Start INFORMATION SHOWN

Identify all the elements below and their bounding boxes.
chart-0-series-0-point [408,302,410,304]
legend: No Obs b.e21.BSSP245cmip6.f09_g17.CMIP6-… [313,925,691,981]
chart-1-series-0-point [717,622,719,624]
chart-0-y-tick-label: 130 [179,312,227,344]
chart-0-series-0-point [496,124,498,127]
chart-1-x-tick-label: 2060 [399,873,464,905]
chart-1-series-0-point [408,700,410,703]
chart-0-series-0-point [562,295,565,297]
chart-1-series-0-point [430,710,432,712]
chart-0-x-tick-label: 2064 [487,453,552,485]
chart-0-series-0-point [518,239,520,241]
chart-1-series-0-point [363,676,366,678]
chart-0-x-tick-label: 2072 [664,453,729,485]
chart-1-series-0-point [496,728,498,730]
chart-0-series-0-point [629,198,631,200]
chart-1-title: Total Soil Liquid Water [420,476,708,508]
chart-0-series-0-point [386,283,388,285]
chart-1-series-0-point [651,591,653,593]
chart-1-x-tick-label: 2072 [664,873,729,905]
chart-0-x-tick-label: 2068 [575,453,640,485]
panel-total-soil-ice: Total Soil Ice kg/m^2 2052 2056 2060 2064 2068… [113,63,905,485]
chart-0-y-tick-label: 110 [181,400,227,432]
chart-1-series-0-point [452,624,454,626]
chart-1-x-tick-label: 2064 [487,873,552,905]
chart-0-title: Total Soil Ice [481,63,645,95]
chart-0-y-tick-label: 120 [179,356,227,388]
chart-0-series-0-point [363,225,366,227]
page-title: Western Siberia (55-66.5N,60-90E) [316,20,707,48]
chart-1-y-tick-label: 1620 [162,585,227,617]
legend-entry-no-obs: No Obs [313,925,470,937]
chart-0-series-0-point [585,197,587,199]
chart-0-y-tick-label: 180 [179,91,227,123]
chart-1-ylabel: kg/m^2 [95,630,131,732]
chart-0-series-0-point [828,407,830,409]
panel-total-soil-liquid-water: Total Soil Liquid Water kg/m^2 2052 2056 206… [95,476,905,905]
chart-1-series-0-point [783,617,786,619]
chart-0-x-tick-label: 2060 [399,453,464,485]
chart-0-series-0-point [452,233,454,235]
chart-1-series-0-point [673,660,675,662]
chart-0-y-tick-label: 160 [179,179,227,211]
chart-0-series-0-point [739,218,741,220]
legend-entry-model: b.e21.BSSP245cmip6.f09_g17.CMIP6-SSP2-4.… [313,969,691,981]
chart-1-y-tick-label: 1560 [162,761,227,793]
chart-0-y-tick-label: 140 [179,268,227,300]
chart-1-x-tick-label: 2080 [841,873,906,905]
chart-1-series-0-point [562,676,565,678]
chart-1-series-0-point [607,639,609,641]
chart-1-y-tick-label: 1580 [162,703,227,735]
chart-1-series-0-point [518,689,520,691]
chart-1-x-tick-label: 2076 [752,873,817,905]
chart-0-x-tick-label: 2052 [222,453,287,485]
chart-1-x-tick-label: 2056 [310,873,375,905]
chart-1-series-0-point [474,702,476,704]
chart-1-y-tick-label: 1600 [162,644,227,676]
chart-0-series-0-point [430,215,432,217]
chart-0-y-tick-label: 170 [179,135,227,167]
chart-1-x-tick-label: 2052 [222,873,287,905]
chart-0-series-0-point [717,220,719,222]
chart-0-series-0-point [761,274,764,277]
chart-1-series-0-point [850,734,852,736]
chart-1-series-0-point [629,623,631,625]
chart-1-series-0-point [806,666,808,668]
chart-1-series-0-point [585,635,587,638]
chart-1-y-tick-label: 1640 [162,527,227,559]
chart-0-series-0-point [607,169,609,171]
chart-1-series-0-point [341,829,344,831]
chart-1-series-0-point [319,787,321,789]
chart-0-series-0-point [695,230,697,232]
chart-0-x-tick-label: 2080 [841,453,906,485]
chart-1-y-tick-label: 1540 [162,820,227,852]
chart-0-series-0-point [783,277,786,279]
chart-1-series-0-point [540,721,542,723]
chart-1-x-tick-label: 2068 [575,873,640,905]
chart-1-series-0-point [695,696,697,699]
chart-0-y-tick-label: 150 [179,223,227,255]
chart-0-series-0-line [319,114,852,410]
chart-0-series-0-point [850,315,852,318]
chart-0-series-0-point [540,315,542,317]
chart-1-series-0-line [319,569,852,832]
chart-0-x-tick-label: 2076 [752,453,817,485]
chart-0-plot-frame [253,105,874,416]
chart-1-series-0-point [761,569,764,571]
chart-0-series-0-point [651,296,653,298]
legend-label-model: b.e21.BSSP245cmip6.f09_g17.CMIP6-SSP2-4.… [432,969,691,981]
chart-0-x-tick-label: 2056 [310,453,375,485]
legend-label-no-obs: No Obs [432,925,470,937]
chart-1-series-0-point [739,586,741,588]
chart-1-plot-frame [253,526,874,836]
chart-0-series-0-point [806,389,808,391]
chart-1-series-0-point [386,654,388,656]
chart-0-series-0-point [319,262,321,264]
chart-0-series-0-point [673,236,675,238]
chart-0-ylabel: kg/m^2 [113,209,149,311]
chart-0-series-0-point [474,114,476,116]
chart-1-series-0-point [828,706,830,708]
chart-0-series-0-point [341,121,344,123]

End INFORMATION SHOWN

DESCRIPTION OF THE TASK
Convert every row above into a JSON array of strings, with one string for each line and no blank lines.

ANSWER TO THE PROBLEM
[
  "Identify all the elements below and their bounding boxes.",
  "chart-0-series-0-point [408,302,410,304]",
  "legend: No Obs b.e21.BSSP245cmip6.f09_g17.CMIP6-… [313,925,691,981]",
  "chart-1-series-0-point [717,622,719,624]",
  "chart-0-y-tick-label: 130 [179,312,227,344]",
  "chart-0-series-0-point [496,124,498,127]",
  "chart-1-x-tick-label: 2060 [399,873,464,905]",
  "chart-1-series-0-point [408,700,410,703]",
  "chart-0-series-0-point [562,295,565,297]",
  "chart-1-series-0-point [430,710,432,712]",
  "chart-0-x-tick-label: 2064 [487,453,552,485]",
  "chart-0-series-0-point [518,239,520,241]",
  "chart-1-series-0-point [363,676,366,678]",
  "chart-0-x-tick-label: 2072 [664,453,729,485]",
  "chart-1-series-0-point [496,728,498,730]",
  "chart-0-series-0-point [629,198,631,200]",
  "chart-1-title: Total Soil Liquid Water [420,476,708,508]",
  "chart-0-series-0-point [386,283,388,285]",
  "chart-1-series-0-point [651,591,653,593]",
  "chart-1-x-tick-label: 2072 [664,873,729,905]",
  "chart-0-x-tick-label: 2068 [575,453,640,485]",
  "panel-total-soil-ice: Total Soil Ice kg/m^2 2052 2056 2060 2064 2068… [113,63,905,485]",
  "chart-0-y-tick-label: 110 [181,400,227,432]",
  "chart-1-series-0-point [452,624,454,626]",
  "chart-1-x-tick-label: 2064 [487,873,552,905]",
  "chart-0-title: Total Soil Ice [481,63,645,95]",
  "chart-0-y-tick-label: 120 [179,356,227,388]",
  "chart-0-series-0-point [363,225,366,227]",
  "page-title: Western Siberia (55-66.5N,60-90E) [316,20,707,48]",
  "chart-1-y-tick-label: 1620 [162,585,227,617]",
  "legend-entry-no-obs: No Obs [313,925,470,937]",
  "chart-0-series-0-point [585,197,587,199]",
  "chart-0-y-tick-label: 180 [179,91,227,123]",
  "chart-1-ylabel: kg/m^2 [95,630,131,732]",
  "chart-0-series-0-point [828,407,830,409]",
  "panel-total-soil-liquid-water: Total Soil Liquid Water kg/m^2 2052 2056 206… [95,476,905,905]",
  "chart-1-series-0-point [783,617,786,619]",
  "chart-0-x-tick-label: 2060 [399,453,464,485]",
  "chart-0-series-0-point [452,233,454,235]",
  "chart-1-series-0-point [673,660,675,662]",
  "chart-0-y-tick-label: 160 [179,179,227,211]",
  "chart-0-series-0-point [739,218,741,220]",
  "legend-entry-model: b.e21.BSSP245cmip6.f09_g17.CMIP6-SSP2-4.… [313,969,691,981]",
  "chart-1-y-tick-label: 1560 [162,761,227,793]",
  "chart-0-y-tick-label: 140 [179,268,227,300]",
  "chart-1-x-tick-label: 2080 [841,873,906,905]",
  "chart-1-series-0-point [562,676,565,678]",
  "chart-1-series-0-point [607,639,609,641]",
  "chart-1-y-tick-label: 1580 [162,703,227,735]",
  "chart-1-series-0-point [518,689,520,691]",
  "chart-1-x-tick-label: 2076 [752,873,817,905]",
  "chart-0-x-tick-label: 2052 [222,453,287,485]",
  "chart-1-x-tick-label: 2056 [310,873,375,905]",
  "chart-1-series-0-point [474,702,476,704]",
  "chart-1-y-tick-label: 1600 [162,644,227,676]",
  "chart-0-series-0-point [430,215,432,217]",
  "chart-0-y-tick-label: 170 [179,135,227,167]",
  "chart-1-x-tick-label: 2052 [222,873,287,905]",
  "chart-0-series-0-point [717,220,719,222]",
  "chart-0-series-0-point [761,274,764,277]",
  "chart-1-series-0-point [850,734,852,736]",
  "chart-1-series-0-point [629,623,631,625]",
  "chart-1-series-0-point [806,666,808,668]",
  "chart-1-series-0-point [585,635,587,638]",
  "chart-1-y-tick-label: 1640 [162,527,227,559]",
  "chart-0-series-0-point [607,169,609,171]",
  "chart-1-series-0-point [341,829,344,831]",
  "chart-1-series-0-point [319,787,321,789]",
  "chart-0-series-0-point [695,230,697,232]",
  "chart-0-x-tick-label: 2080 [841,453,906,485]",
  "chart-1-y-tick-label: 1540 [162,820,227,852]",
  "chart-0-series-0-point [783,277,786,279]",
  "chart-1-series-0-point [540,721,542,723]",
  "chart-1-x-tick-label: 2068 [575,873,640,905]",
  "chart-1-series-0-point [695,696,697,699]",
  "chart-0-y-tick-label: 150 [179,223,227,255]",
  "chart-0-series-0-line [319,114,852,410]",
  "chart-0-series-0-point [850,315,852,318]",
  "chart-0-series-0-point [540,315,542,317]",
  "chart-1-series-0-line [319,569,852,832]",
  "chart-0-x-tick-label: 2076 [752,453,817,485]",
  "chart-0-plot-frame [253,105,874,416]",
  "chart-1-series-0-point [761,569,764,571]",
  "chart-0-series-0-point [651,296,653,298]",
  "legend-label-model: b.e21.BSSP245cmip6.f09_g17.CMIP6-SSP2-4.… [432,969,691,981]",
  "chart-0-x-tick-label: 2056 [310,453,375,485]",
  "legend-label-no-obs: No Obs [432,925,470,937]",
  "chart-1-series-0-point [739,586,741,588]",
  "chart-1-plot-frame [253,526,874,836]",
  "chart-0-series-0-point [806,389,808,391]",
  "chart-1-series-0-point [386,654,388,656]",
  "chart-0-series-0-point [319,262,321,264]",
  "chart-0-series-0-point [673,236,675,238]",
  "chart-0-ylabel: kg/m^2 [113,209,149,311]",
  "chart-0-series-0-point [474,114,476,116]",
  "chart-1-series-0-point [828,706,830,708]",
  "chart-0-series-0-point [341,121,344,123]"
]